Dataset entries:
▬▬▬▬▬▬

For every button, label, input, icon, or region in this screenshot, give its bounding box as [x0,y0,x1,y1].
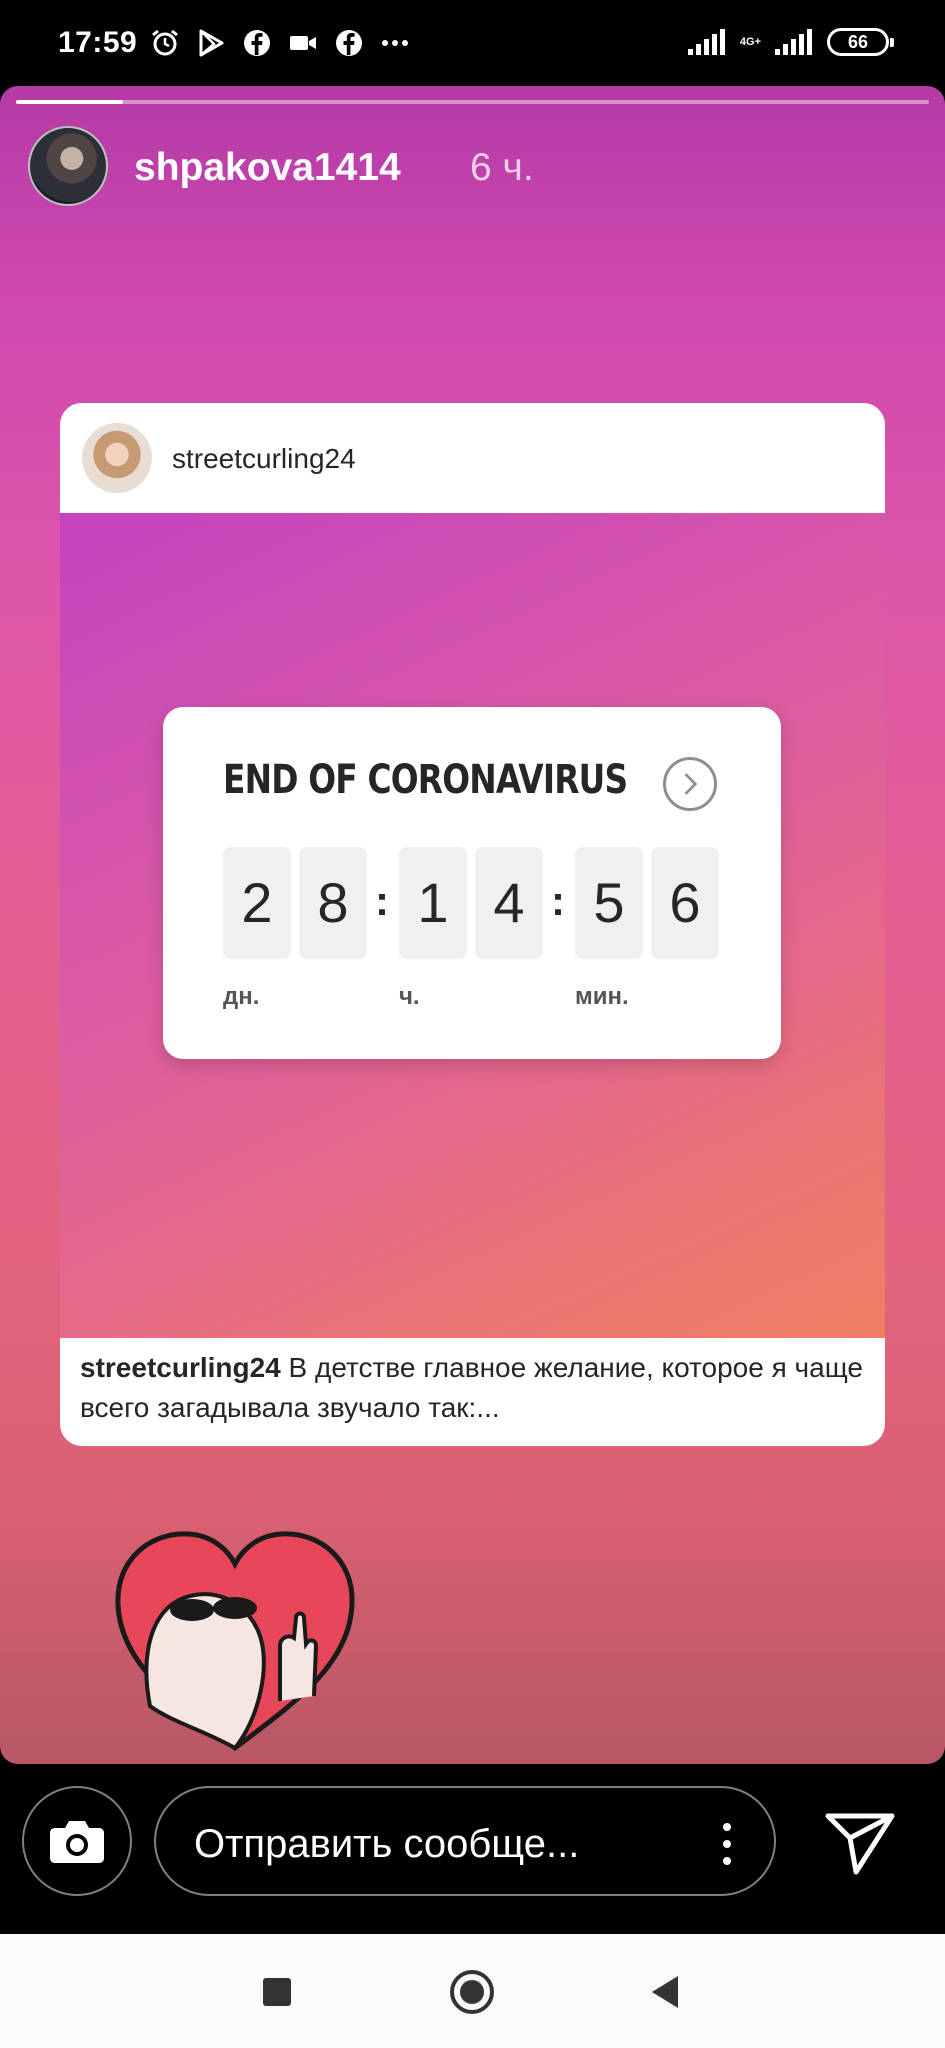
countdown-digit: 5 [575,847,643,959]
system-status: 4G+ 66 [687,24,894,60]
post-author-username[interactable]: streetcurling24 [172,443,356,475]
signal-icon [687,29,725,55]
countdown-separator: : [375,877,389,924]
signal-icon-2 [775,29,812,55]
network-type: 4G+ [739,36,761,48]
recent-apps-button[interactable] [263,1978,291,2006]
navigation-bar [0,1934,945,2048]
countdown-title: END OF CORONAVIRUS [223,757,628,803]
home-button[interactable] [450,1970,494,2014]
more-options-icon[interactable] [722,1822,732,1866]
story-author-avatar[interactable] [28,126,108,206]
heart-sticker[interactable] [110,1526,360,1756]
facebook-messenger-icon [336,30,362,56]
shared-post-card[interactable]: streetcurling24 END OF CORONAVIRUS 2 8 :… [60,403,885,1446]
reply-bar: Отправить сообще... [0,1764,945,1934]
status-bar: 17:59 4G+ 66 [0,0,945,86]
countdown-digit: 6 [651,847,719,959]
message-input[interactable]: Отправить сообще... [154,1786,776,1896]
countdown-separator: : [551,877,565,924]
play-store-icon [199,29,224,57]
story-timestamp: 6 ч. [470,146,534,189]
countdown-unit-minutes: мин. [575,983,629,1010]
chevron-right-icon[interactable] [663,757,717,811]
send-icon[interactable] [820,1808,900,1878]
countdown-unit-hours: ч. [399,983,420,1010]
video-call-icon [290,36,316,50]
post-author-avatar[interactable] [82,423,152,493]
facebook-icon [244,30,270,56]
camera-icon [50,1821,104,1863]
battery-icon: 66 [827,28,894,56]
post-image[interactable]: END OF CORONAVIRUS 2 8 : 1 4 : 5 6 дн. ч… [60,513,885,1338]
status-time: 17:59 [58,26,138,59]
countdown-digit: 2 [223,847,291,959]
countdown-digit: 8 [299,847,367,959]
countdown-digit: 4 [475,847,543,959]
more-notifications-icon [382,40,408,46]
back-button[interactable] [652,1976,678,2008]
countdown-unit-days: дн. [223,983,260,1010]
message-placeholder: Отправить сообще... [194,1822,580,1866]
countdown-digit: 1 [399,847,467,959]
alarm-icon [152,29,178,56]
caption-username: streetcurling24 [80,1352,281,1383]
story-progress-bar [16,100,929,104]
post-caption[interactable]: streetcurling24 В детстве главное желани… [80,1348,870,1428]
story-view[interactable]: shpakova1414 6 ч. streetcurling24 END OF… [0,86,945,1764]
post-header[interactable]: streetcurling24 [60,403,885,513]
story-author-username[interactable]: shpakova1414 [134,146,401,190]
story-progress-fill [16,100,123,104]
countdown-sticker[interactable]: END OF CORONAVIRUS 2 8 : 1 4 : 5 6 дн. ч… [163,707,781,1059]
notification-icons [150,26,410,60]
camera-button[interactable] [22,1786,132,1896]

▬▬▬▬▬▬

## What to produce
Look through the entries above; copy each line where the string "Отправить" appears.

## Result of this task
reply-bar: Отправить сообще... [0,1764,945,1934]
message-input[interactable]: Отправить сообще... [154,1786,776,1896]
message-placeholder: Отправить сообще... [194,1822,580,1866]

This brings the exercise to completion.